WHAT IS BEING ASKED =>
Rewrite the entries from the line with "bar (1269, 83, 1272, 152)" up to and including the line with "bar (1424, 85, 1427, 152)" as a numbered list, leaving out any blank lines.

DATA PROVIDED =>
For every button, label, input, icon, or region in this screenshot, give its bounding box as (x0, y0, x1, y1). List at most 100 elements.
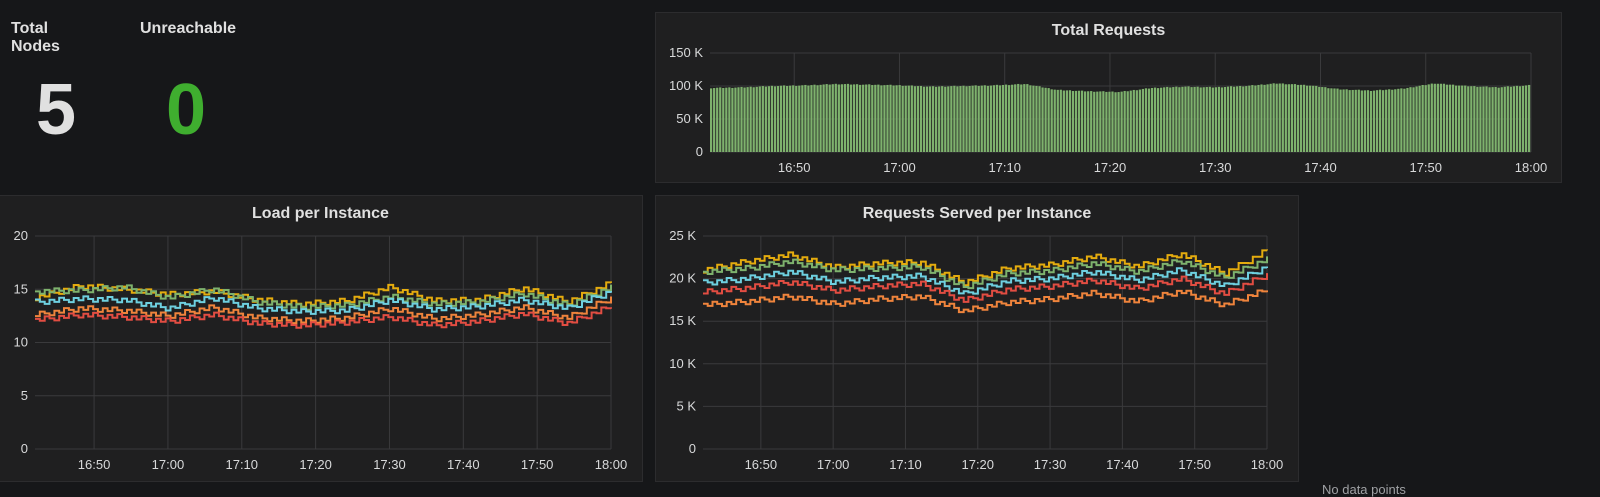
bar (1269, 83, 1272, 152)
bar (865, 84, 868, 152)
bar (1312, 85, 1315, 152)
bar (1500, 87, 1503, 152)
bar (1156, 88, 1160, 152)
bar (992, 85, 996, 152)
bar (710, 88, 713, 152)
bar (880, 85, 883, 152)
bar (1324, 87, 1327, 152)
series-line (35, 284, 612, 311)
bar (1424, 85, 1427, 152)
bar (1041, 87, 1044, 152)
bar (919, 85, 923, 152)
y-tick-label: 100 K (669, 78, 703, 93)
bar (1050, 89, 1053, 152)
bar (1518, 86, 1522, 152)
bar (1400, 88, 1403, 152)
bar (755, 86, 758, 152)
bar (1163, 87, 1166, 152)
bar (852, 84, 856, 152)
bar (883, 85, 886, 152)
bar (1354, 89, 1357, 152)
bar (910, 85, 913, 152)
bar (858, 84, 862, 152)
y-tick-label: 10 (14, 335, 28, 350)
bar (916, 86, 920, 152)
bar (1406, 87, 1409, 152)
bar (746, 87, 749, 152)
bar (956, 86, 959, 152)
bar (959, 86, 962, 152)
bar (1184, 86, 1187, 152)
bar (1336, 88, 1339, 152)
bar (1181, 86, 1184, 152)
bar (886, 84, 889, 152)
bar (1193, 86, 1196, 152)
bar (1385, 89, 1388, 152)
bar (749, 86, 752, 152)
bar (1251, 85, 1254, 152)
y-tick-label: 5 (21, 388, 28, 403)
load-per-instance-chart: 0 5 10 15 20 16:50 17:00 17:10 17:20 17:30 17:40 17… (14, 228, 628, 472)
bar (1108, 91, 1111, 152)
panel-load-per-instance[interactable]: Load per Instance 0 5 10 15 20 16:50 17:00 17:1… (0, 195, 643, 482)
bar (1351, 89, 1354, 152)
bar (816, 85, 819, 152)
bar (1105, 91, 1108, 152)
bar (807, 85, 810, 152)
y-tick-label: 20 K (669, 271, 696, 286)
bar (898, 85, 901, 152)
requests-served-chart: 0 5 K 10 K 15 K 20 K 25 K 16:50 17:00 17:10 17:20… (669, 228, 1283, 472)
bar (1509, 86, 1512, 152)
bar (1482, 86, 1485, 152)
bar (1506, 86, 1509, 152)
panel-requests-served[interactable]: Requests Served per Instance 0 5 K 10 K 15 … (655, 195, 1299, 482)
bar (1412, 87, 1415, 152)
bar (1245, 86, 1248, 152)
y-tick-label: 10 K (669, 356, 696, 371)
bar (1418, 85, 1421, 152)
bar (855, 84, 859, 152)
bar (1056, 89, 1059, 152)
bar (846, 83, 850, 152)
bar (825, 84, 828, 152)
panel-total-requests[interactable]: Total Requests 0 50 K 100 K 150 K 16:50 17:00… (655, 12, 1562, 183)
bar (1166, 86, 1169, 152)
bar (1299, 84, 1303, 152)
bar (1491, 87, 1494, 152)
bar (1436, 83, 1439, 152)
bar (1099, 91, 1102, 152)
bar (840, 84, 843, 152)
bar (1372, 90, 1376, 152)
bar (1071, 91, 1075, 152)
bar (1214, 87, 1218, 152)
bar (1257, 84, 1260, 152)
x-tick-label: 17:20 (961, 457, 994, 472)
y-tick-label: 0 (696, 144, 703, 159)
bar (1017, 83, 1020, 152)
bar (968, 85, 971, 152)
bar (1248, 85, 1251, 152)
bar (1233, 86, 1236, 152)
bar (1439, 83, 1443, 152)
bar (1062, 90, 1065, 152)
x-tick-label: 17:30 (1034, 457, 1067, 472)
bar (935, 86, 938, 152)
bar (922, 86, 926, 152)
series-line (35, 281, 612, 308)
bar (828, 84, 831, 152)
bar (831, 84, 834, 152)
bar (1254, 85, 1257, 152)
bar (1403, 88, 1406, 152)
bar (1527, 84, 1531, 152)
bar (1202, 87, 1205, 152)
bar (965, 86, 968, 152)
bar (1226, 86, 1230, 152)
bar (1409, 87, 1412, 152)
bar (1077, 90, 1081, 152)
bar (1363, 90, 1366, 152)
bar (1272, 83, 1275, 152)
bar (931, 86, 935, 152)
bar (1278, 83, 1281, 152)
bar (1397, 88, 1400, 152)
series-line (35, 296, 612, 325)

FULL ANSWER =>
1. bar (1269, 83, 1272, 152)
2. bar (865, 84, 868, 152)
3. bar (1312, 85, 1315, 152)
4. bar (1500, 87, 1503, 152)
5. bar (1156, 88, 1160, 152)
6. bar (992, 85, 996, 152)
7. bar (710, 88, 713, 152)
8. bar (880, 85, 883, 152)
9. bar (1324, 87, 1327, 152)
10. series-line (35, 284, 612, 311)
11. bar (1424, 85, 1427, 152)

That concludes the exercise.